▸ THE PROBLEM:
All of the lines below are to be transcribed faithfully, with pictures excluded from the copy.
## begin
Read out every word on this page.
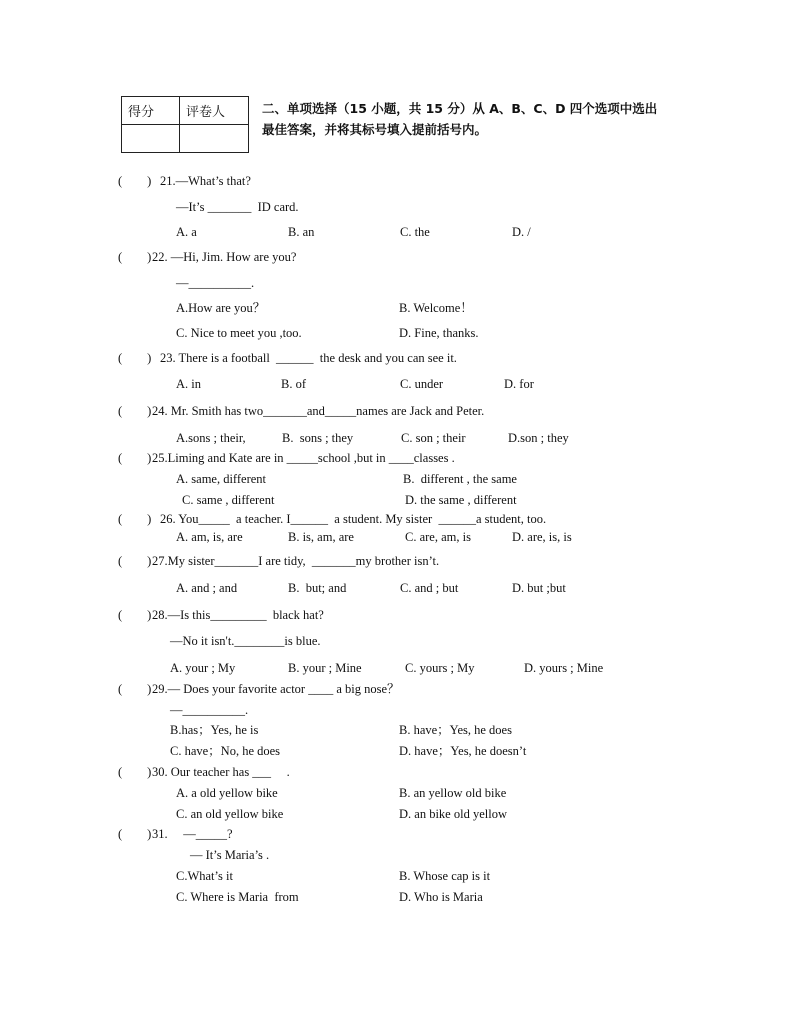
得分	评卷人
		二、单项选择（15 小题，共 15 分）从 A、B、C、D 四个选项中选出
最佳答案，并将其标号填入提前括号内。
(        ) 21.—What’s that?
—It’s _______  ID card.
A. a	B. an	C. the	D. /
(        ) 22. —Hi, Jim. How are you?
—__________.
A.How are you？	B. Welcome！
C. Nice to meet you ,too.	D. Fine, thanks.
(        ) 23. There is a football  ______  the desk and you can see it.
A. in	B. of	C. under	D. for
(        ) 24. Mr. Smith has two_______and_____names are Jack and Peter.
A.sons ; their,	B.  sons ; they	C. son ; their	D.son ; they
(        ) 25.Liming and Kate are in _____school ,but in ____classes .
A. same, different	B.  different , the same
C. same , different	D. the same , different
(        ) 26. You_____  a teacher. I______  a student. My sister  ______a student, too.
A. am, is, are	B. is, am, are	C. are, am, is	D. are, is, is
(        ) 27.My sister_______I are tidy,  _______my brother isn’t.
A. and ; and	B.  but; and	C. and ; but	D. but ;but
(        ) 28.—Is this_________  black hat?
—No it isn't.________is blue.
A. your ; My	B. your ; Mine	C. yours ; My	D. yours ; Mine
(        ) 29.— Does your favorite actor ____ a big nose？
—__________.
B.has；Yes, he is	B. have；Yes, he does
C. have；No, he does	D. have；Yes, he doesn’t
(        ) 30. Our teacher has ___     .
A. a old yellow bike	B. an yellow old bike
C. an old yellow bike	D. an bike old yellow
(        ) 31.     —_____?
— It’s Maria’s .
C.What’s it	B. Whose cap is it
C. Where is Maria  from	D. Who is Maria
## end
▸ ANSWER FOR THIS EXERCISE:
Read out every word on this page.
得分	评卷人
		二、单项选择（15 小题，共 15 分）从 A、B、C、D 四个选项中选出
最佳答案，并将其标号填入提前括号内。
(        ) 21.—What’s that?
—It’s _______  ID card.
A. a	B. an	C. the	D. /
(        ) 22. —Hi, Jim. How are you?
—__________.
A.How are you？	B. Welcome！
C. Nice to meet you ,too.	D. Fine, thanks.
(        ) 23. There is a football  ______  the desk and you can see it.
A. in	B. of	C. under	D. for
(        ) 24. Mr. Smith has two_______and_____names are Jack and Peter.
A.sons ; their,	B.  sons ; they	C. son ; their	D.son ; they
(        ) 25.Liming and Kate are in _____school ,but in ____classes .
A. same, different	B.  different , the same
C. same , different	D. the same , different
(        ) 26. You_____  a teacher. I______  a student. My sister  ______a student, too.
A. am, is, are	B. is, am, are	C. are, am, is	D. are, is, is
(        ) 27.My sister_______I are tidy,  _______my brother isn’t.
A. and ; and	B.  but; and	C. and ; but	D. but ;but
(        ) 28.—Is this_________  black hat?
—No it isn't.________is blue.
A. your ; My	B. your ; Mine	C. yours ; My	D. yours ; Mine
(        ) 29.— Does your favorite actor ____ a big nose？
—__________.
B.has；Yes, he is	B. have；Yes, he does
C. have；No, he does	D. have；Yes, he doesn’t
(        ) 30. Our teacher has ___     .
A. a old yellow bike	B. an yellow old bike
C. an old yellow bike	D. an bike old yellow
(        ) 31.     —_____?
— It’s Maria’s .
C.What’s it	B. Whose cap is it
C. Where is Maria  from	D. Who is Maria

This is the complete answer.